#### Given instruction:
Take every line from the listing below that contains "object".

#### Material provided:
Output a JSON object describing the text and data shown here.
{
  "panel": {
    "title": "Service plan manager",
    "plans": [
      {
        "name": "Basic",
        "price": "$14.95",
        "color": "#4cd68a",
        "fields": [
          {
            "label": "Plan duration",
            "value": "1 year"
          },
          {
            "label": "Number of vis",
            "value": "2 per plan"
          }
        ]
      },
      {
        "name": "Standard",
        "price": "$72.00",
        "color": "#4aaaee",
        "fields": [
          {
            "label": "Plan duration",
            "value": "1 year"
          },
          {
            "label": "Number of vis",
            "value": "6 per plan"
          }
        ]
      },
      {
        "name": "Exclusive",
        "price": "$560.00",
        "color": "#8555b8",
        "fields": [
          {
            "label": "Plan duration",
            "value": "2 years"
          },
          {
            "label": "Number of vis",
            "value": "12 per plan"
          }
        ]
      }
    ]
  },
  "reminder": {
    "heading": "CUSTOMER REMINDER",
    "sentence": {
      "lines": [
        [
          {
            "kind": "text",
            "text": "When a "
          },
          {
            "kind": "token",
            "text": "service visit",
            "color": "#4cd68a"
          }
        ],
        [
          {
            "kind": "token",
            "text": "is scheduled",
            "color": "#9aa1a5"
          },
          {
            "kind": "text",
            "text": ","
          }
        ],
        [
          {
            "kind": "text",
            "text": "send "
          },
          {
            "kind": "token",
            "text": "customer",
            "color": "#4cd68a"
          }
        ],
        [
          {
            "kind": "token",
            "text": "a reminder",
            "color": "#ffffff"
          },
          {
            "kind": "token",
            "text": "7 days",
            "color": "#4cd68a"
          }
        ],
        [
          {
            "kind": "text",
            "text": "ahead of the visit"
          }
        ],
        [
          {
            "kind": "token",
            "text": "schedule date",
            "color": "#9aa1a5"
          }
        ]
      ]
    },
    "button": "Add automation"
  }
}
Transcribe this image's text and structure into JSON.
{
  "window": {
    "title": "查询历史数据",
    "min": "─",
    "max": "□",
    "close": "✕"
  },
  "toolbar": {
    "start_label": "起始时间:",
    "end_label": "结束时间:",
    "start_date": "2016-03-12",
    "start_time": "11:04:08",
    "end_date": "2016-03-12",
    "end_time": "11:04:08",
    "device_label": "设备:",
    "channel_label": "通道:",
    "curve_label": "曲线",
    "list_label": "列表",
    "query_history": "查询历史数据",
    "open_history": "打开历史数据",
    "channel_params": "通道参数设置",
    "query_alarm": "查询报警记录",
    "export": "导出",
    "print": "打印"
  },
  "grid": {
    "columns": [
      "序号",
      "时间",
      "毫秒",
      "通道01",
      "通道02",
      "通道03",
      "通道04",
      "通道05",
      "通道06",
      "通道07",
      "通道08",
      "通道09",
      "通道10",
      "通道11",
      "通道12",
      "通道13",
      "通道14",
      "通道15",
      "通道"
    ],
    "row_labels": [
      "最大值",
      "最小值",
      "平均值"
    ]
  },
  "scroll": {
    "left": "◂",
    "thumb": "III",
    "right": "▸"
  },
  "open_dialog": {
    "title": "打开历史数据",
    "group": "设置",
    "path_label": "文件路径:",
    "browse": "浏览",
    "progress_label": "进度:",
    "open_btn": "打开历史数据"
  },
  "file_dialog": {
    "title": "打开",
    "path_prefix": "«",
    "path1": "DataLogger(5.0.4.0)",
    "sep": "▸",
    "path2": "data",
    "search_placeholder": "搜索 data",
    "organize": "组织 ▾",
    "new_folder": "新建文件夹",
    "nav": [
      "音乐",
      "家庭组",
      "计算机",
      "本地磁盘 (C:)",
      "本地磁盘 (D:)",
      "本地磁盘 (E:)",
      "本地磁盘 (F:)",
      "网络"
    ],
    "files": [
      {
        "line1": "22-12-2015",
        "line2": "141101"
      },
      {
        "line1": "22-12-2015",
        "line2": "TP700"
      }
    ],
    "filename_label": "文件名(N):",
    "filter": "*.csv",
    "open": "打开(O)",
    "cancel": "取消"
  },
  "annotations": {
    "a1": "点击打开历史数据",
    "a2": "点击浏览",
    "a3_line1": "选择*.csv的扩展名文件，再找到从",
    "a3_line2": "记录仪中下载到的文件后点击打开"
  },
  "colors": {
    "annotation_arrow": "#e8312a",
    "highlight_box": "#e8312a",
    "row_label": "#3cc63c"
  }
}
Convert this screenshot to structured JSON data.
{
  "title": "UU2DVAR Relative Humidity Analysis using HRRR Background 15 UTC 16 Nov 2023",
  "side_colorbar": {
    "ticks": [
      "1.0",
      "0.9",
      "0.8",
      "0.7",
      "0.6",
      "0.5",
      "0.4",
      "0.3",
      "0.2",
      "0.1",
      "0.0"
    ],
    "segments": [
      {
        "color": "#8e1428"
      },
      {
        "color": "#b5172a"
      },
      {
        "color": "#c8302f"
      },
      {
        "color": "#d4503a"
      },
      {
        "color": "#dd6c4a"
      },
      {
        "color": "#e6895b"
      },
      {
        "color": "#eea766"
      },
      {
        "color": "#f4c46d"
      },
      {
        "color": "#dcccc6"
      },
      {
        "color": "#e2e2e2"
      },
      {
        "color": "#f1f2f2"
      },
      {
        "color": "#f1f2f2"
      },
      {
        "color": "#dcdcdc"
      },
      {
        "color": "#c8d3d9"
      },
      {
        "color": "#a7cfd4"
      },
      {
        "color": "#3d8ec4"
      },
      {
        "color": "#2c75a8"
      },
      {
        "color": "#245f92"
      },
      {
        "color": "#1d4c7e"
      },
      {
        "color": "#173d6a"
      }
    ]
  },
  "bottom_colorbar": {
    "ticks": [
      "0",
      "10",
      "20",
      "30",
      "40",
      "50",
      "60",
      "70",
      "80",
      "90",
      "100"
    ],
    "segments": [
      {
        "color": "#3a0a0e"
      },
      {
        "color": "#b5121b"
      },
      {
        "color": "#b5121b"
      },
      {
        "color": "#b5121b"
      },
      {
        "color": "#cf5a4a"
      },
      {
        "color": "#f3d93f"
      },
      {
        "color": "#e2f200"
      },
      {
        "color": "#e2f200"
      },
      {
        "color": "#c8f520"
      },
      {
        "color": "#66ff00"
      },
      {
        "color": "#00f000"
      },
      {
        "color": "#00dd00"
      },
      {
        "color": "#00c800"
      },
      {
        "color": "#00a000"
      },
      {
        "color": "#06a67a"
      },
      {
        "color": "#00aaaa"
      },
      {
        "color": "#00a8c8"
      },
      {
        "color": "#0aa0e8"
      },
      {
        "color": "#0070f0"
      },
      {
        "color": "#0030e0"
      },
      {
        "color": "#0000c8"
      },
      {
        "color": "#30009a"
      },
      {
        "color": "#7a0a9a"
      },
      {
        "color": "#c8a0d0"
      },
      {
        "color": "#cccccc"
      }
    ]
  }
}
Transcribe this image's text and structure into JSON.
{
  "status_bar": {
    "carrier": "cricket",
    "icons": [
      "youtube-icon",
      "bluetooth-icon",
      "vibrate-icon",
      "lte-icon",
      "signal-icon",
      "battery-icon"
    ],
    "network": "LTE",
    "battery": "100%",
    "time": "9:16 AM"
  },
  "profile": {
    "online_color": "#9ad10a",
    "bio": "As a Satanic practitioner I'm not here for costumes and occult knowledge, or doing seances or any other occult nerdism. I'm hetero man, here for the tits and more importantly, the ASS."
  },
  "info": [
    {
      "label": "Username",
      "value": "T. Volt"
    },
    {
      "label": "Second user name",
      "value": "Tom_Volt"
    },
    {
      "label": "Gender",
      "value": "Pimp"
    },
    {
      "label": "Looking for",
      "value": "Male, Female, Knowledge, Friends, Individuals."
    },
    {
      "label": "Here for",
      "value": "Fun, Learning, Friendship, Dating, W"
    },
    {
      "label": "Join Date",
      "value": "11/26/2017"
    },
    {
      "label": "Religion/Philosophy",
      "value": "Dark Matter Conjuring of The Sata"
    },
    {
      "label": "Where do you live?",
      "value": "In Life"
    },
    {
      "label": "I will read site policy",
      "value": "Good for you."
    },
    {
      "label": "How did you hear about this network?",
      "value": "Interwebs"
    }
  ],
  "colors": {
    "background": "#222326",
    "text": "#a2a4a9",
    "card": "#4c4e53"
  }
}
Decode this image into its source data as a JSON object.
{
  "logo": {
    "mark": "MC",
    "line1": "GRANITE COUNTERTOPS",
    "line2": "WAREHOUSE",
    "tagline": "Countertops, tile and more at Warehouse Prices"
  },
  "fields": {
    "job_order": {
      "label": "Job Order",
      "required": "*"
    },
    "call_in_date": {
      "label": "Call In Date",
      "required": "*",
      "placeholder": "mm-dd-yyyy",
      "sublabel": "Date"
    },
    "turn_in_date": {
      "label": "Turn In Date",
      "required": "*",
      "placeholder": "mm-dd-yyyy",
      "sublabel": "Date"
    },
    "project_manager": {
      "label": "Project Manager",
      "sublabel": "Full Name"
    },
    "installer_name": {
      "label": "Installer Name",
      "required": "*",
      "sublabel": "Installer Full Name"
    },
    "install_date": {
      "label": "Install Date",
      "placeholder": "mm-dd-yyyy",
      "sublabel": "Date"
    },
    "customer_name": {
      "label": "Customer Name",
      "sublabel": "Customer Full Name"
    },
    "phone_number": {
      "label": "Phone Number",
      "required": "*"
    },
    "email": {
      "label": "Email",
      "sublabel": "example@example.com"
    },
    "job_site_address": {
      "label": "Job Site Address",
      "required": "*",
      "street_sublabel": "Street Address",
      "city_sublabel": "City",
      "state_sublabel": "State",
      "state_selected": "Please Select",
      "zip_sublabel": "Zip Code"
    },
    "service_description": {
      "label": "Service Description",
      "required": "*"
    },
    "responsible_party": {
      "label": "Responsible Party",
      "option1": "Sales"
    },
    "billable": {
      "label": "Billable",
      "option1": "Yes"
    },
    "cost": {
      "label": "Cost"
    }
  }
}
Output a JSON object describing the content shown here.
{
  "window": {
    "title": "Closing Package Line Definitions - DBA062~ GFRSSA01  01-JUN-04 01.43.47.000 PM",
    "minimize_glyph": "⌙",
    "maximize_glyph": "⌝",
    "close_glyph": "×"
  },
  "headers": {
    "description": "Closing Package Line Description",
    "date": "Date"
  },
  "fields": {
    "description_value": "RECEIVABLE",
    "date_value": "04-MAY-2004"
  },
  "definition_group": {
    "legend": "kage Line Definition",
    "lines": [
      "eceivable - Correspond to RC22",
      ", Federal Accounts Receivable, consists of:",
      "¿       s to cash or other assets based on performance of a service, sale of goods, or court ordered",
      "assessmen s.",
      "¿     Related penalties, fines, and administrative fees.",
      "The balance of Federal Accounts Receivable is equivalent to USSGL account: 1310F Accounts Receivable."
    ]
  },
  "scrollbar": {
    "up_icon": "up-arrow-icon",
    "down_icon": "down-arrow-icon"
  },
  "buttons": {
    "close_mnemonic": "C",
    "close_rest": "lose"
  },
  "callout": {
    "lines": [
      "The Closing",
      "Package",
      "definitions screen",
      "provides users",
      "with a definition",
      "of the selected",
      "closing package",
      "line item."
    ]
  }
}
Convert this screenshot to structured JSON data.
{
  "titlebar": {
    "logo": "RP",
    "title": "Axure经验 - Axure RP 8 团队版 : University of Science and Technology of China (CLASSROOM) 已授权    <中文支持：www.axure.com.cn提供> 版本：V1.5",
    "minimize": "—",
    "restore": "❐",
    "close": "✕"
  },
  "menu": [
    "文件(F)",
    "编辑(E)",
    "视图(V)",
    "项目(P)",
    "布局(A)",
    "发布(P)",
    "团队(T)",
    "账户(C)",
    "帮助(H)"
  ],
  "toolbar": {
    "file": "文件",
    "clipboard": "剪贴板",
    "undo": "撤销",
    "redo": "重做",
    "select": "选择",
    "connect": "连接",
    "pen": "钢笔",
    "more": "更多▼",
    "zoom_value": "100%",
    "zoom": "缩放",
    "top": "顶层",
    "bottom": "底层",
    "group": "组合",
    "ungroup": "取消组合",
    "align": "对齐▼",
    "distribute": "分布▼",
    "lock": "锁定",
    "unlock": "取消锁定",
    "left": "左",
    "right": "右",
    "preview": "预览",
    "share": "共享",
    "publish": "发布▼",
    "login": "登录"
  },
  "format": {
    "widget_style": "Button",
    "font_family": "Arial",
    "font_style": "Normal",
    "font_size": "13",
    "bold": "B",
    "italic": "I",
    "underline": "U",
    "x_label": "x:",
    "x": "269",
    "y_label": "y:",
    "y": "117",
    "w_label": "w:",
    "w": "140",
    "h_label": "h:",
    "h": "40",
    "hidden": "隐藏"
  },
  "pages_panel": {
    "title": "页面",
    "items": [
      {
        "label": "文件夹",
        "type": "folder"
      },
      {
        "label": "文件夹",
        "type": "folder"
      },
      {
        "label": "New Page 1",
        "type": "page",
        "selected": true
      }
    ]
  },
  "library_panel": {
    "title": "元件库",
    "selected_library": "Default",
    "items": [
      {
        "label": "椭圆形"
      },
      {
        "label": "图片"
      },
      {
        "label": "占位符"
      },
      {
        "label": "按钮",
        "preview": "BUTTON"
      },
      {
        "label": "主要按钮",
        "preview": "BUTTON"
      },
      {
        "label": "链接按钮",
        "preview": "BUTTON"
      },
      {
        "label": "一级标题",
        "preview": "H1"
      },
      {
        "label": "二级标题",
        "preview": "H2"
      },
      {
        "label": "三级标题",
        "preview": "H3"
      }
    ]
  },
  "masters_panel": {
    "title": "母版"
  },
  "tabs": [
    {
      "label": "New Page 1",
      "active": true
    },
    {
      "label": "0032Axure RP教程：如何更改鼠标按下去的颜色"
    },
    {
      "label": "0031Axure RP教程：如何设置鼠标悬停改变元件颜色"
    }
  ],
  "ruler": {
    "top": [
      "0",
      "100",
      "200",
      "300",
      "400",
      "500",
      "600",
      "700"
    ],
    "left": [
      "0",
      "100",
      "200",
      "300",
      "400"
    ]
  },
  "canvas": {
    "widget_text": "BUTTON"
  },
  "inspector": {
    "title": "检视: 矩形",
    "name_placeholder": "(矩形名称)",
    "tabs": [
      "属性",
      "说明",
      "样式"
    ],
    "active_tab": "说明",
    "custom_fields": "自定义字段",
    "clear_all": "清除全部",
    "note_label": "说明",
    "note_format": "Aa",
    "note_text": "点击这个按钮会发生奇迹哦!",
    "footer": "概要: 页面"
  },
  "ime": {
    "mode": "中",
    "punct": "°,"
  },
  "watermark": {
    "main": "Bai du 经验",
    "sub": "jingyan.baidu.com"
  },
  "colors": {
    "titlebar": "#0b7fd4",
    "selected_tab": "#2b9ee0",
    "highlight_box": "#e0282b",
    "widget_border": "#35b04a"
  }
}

#### Response for this exercise:
Output a JSON object describing the text and data shown here.
Decode this image into its source data as a JSON object.
Output a JSON object describing the content shown here.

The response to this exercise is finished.